* [TO DO] Copy every line in which the string "waves" occurs.

════════════════

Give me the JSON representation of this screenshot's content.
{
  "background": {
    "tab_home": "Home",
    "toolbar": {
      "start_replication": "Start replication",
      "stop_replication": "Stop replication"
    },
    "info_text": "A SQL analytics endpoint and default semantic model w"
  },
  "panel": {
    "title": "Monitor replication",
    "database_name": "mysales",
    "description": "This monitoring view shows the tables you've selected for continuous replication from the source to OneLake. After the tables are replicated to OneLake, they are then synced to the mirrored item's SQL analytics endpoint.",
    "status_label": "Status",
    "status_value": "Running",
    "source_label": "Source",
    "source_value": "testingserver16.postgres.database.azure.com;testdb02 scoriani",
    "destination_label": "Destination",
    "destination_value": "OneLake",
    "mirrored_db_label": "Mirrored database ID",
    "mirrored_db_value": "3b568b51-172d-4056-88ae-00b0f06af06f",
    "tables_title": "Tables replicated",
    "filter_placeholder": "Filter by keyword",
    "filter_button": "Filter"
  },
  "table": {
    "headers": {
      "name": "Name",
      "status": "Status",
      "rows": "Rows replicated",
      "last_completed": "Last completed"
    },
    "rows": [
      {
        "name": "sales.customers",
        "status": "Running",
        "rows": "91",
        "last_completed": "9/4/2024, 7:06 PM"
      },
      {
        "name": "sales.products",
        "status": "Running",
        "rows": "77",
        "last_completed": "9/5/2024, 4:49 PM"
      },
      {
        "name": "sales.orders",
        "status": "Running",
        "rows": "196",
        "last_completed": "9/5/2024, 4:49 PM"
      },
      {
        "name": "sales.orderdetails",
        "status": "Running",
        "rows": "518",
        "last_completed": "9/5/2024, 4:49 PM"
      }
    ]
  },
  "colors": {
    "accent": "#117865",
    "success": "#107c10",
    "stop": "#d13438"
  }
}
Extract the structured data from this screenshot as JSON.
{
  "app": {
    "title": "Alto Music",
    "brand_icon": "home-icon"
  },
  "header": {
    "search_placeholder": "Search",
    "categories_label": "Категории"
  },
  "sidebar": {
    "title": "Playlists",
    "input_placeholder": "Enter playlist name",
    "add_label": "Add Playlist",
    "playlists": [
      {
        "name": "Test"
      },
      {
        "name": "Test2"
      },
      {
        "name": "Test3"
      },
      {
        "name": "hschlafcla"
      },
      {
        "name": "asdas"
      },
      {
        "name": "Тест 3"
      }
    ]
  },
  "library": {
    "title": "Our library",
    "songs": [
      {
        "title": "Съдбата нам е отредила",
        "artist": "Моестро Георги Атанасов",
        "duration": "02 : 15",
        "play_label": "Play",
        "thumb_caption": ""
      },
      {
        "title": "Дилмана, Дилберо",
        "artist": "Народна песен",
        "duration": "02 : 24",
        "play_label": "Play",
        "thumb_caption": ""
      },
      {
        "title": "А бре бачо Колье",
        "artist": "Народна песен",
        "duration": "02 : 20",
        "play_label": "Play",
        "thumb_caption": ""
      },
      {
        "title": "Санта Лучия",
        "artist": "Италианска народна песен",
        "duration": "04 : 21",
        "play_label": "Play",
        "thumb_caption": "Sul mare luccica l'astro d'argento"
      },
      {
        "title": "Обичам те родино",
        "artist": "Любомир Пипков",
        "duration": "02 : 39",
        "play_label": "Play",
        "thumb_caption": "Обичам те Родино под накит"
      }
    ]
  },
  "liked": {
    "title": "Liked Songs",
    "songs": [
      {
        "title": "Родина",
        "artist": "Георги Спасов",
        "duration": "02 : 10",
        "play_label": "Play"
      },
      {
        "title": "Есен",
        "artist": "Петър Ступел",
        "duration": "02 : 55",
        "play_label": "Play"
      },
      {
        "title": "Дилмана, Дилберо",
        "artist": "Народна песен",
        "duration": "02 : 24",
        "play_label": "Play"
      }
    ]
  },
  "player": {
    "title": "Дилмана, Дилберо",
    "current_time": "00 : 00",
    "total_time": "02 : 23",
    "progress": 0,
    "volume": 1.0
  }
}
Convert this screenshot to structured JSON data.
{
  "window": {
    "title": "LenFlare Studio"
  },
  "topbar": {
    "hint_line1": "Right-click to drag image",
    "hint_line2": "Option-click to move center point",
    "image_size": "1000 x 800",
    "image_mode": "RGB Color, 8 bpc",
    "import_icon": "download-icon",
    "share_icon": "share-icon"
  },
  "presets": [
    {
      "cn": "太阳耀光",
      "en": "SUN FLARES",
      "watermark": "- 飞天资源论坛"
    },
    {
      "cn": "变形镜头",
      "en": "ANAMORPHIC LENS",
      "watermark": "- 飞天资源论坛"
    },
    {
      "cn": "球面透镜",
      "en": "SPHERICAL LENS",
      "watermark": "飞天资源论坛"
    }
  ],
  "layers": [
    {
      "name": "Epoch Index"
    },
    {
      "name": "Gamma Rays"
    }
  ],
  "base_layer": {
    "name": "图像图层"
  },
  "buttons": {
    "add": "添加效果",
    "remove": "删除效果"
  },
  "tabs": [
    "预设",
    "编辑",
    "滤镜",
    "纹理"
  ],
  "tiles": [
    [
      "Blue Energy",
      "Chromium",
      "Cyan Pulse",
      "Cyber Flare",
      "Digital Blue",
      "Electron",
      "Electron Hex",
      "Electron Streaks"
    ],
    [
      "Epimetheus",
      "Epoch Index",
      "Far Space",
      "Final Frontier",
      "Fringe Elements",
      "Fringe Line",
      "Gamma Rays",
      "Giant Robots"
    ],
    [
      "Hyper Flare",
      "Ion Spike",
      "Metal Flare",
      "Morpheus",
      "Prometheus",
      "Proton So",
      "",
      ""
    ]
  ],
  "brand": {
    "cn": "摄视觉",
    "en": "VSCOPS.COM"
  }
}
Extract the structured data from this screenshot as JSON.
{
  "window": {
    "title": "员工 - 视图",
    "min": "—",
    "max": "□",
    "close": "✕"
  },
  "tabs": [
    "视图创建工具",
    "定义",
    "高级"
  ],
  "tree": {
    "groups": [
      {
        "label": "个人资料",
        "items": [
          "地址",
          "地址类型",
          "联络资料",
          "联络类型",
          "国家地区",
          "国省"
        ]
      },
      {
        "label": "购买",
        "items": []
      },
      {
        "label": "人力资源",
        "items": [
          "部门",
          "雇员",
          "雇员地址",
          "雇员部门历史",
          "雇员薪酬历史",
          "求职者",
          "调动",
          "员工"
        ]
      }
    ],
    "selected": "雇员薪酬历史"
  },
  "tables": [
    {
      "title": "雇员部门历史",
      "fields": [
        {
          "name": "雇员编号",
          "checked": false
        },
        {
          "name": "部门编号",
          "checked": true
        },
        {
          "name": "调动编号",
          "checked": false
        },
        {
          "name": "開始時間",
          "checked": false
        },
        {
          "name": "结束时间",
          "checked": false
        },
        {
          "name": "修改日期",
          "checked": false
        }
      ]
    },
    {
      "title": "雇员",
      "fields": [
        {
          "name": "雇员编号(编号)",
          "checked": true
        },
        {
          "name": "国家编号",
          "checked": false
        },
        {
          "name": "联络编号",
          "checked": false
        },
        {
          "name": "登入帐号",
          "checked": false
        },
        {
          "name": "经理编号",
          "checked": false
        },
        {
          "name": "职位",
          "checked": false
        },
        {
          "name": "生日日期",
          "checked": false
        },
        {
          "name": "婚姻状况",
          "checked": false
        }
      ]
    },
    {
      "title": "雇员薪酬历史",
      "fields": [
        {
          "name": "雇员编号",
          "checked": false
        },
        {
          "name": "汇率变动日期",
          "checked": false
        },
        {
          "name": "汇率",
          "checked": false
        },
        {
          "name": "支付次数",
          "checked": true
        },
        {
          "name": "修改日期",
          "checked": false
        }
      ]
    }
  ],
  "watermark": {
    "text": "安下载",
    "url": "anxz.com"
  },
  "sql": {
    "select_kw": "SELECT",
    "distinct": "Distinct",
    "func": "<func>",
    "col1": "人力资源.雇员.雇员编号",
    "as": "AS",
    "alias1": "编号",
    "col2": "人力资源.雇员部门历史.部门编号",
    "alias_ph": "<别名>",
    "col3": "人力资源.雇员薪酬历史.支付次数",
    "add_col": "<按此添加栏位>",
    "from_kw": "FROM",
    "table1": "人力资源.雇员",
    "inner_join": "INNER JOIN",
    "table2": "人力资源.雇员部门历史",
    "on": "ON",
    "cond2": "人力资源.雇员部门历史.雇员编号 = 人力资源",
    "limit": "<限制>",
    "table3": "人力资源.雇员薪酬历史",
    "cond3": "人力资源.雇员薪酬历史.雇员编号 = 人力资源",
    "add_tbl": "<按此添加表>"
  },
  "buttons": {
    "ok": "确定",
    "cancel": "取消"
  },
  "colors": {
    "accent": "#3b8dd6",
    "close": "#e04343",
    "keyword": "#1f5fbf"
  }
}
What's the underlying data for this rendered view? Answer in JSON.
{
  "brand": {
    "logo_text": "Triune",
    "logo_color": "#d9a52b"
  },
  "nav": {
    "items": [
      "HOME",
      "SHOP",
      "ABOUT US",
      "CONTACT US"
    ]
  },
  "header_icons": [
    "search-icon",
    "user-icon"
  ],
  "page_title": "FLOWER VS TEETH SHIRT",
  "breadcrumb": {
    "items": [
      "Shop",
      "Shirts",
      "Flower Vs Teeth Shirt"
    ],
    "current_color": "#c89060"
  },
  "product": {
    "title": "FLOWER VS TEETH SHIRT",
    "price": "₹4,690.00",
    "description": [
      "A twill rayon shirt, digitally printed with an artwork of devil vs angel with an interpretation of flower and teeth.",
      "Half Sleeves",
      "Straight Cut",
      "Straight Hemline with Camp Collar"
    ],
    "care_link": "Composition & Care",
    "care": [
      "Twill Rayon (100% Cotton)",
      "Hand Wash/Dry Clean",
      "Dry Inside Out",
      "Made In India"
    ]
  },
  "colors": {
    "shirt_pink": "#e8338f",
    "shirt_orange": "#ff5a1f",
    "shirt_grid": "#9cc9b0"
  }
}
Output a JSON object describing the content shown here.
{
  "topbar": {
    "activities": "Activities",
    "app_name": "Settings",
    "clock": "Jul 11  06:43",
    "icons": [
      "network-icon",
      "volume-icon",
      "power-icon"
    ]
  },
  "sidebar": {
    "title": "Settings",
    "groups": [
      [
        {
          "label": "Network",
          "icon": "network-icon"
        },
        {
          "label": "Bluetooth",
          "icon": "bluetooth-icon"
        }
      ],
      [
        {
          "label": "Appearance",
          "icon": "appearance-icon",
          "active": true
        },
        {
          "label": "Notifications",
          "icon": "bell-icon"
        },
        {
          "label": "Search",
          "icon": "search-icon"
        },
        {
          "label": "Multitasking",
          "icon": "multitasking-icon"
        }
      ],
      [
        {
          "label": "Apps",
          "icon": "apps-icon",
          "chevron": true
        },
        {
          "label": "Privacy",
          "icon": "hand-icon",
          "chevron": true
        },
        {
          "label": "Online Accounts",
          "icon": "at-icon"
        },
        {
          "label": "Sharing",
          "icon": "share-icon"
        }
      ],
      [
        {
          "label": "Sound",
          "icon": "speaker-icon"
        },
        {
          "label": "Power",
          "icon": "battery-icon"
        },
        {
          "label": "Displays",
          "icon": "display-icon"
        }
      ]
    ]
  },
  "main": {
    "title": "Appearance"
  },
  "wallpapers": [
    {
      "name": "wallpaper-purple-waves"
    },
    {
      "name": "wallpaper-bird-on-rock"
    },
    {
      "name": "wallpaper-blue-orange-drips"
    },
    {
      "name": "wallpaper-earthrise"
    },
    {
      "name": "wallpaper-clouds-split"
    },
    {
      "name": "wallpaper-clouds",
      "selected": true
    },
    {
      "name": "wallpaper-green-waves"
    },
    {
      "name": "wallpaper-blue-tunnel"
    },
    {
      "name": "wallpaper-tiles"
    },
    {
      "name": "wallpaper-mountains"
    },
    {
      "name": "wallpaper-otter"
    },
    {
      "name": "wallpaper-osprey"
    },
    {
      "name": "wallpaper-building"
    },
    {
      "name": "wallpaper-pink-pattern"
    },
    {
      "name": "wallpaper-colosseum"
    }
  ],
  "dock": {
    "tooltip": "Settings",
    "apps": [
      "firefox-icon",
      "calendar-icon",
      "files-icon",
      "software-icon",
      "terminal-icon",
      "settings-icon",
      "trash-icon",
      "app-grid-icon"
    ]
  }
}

════════════════

* [ANSWER TO THE EXERCISE]
      "name": "wallpaper-purple-waves"
      "name": "wallpaper-green-waves"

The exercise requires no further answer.